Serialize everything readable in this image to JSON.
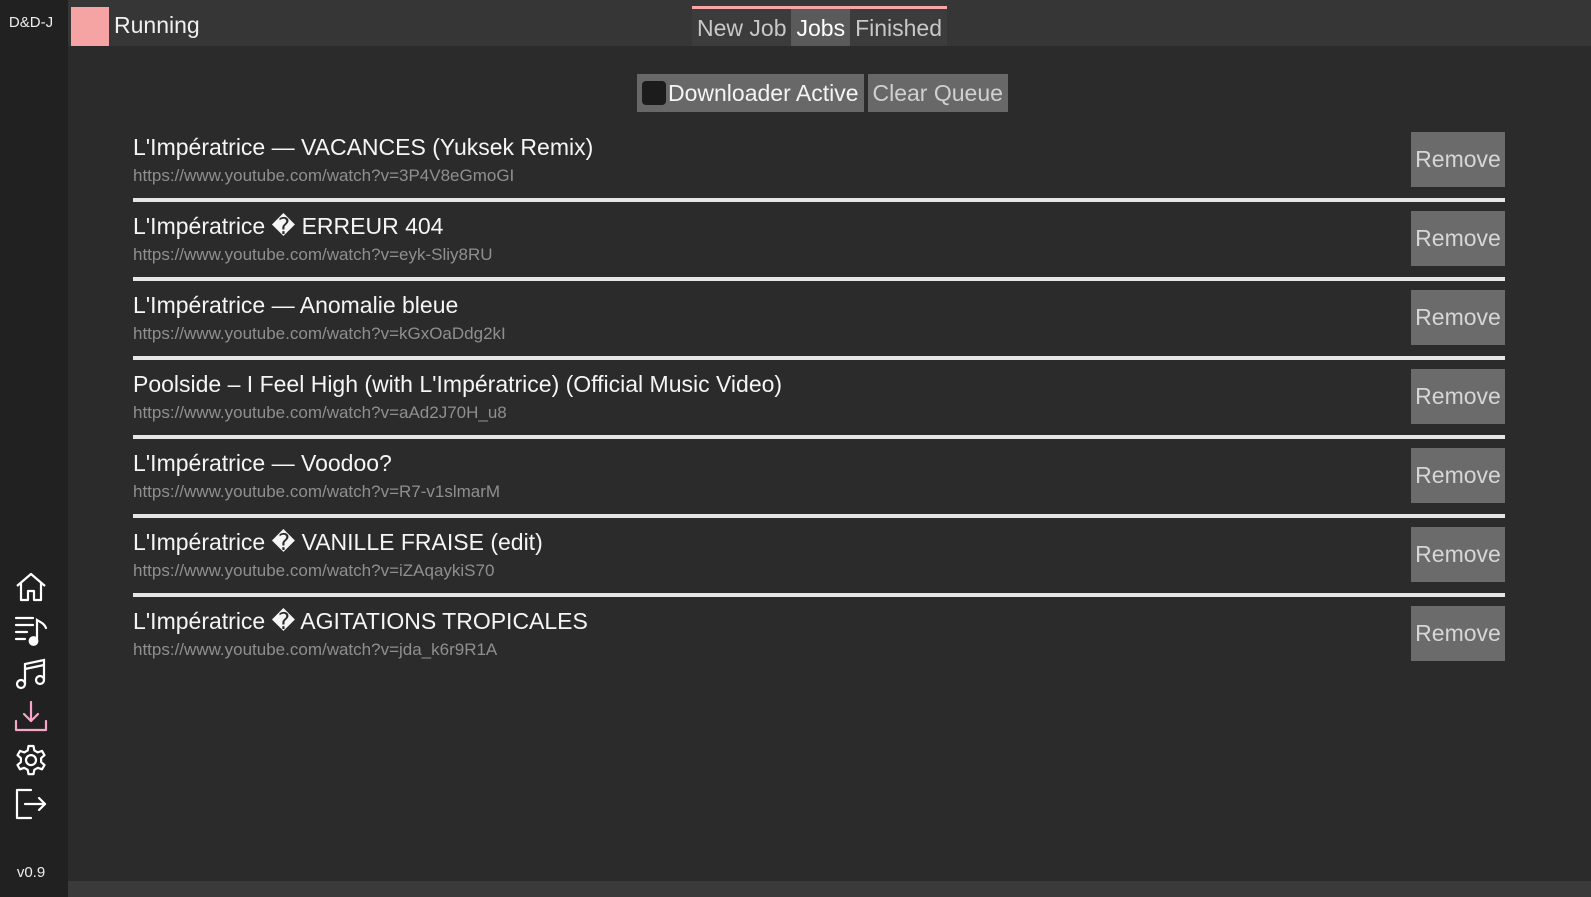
{
  "app": {
    "name": "D&D-J",
    "version": "v0.9"
  },
  "status": {
    "label": "Running",
    "color": "#f6a3a3"
  },
  "tabs": [
    {
      "label": "New Job",
      "active": false
    },
    {
      "label": "Jobs",
      "active": true
    },
    {
      "label": "Finished",
      "active": false
    }
  ],
  "controls": {
    "downloader_label": "Downloader Active",
    "downloader_checked": false,
    "clear_label": "Clear Queue"
  },
  "sidebar": {
    "items": [
      {
        "icon": "home-icon"
      },
      {
        "icon": "playlist-icon"
      },
      {
        "icon": "music-note-icon"
      },
      {
        "icon": "download-icon",
        "active": true
      },
      {
        "icon": "gear-icon"
      },
      {
        "icon": "logout-icon"
      }
    ],
    "accent_color": "#f6a6c8"
  },
  "jobs": [
    {
      "title": "L'Impératrice — VACANCES (Yuksek Remix)",
      "url": "https://www.youtube.com/watch?v=3P4V8eGmoGI",
      "remove_label": "Remove"
    },
    {
      "title": "L'Impératrice � ERREUR 404",
      "url": "https://www.youtube.com/watch?v=eyk-Sliy8RU",
      "remove_label": "Remove"
    },
    {
      "title": "L'Impératrice — Anomalie bleue",
      "url": "https://www.youtube.com/watch?v=kGxOaDdg2kI",
      "remove_label": "Remove"
    },
    {
      "title": "Poolside – I Feel High (with L'Impératrice) (Official Music Video)",
      "url": "https://www.youtube.com/watch?v=aAd2J70H_u8",
      "remove_label": "Remove"
    },
    {
      "title": "L'Impératrice — Voodoo?",
      "url": "https://www.youtube.com/watch?v=R7-v1slmarM",
      "remove_label": "Remove"
    },
    {
      "title": "L'Impératrice � VANILLE FRAISE  (edit)",
      "url": "https://www.youtube.com/watch?v=iZAqaykiS70",
      "remove_label": "Remove"
    },
    {
      "title": "L'Impératrice � AGITATIONS TROPICALES",
      "url": "https://www.youtube.com/watch?v=jda_k6r9R1A",
      "remove_label": "Remove"
    }
  ]
}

::::

__Stated goal__. In the records above, how many lines contain the string "icon"? State that number only.

__Response for this exercise__. 6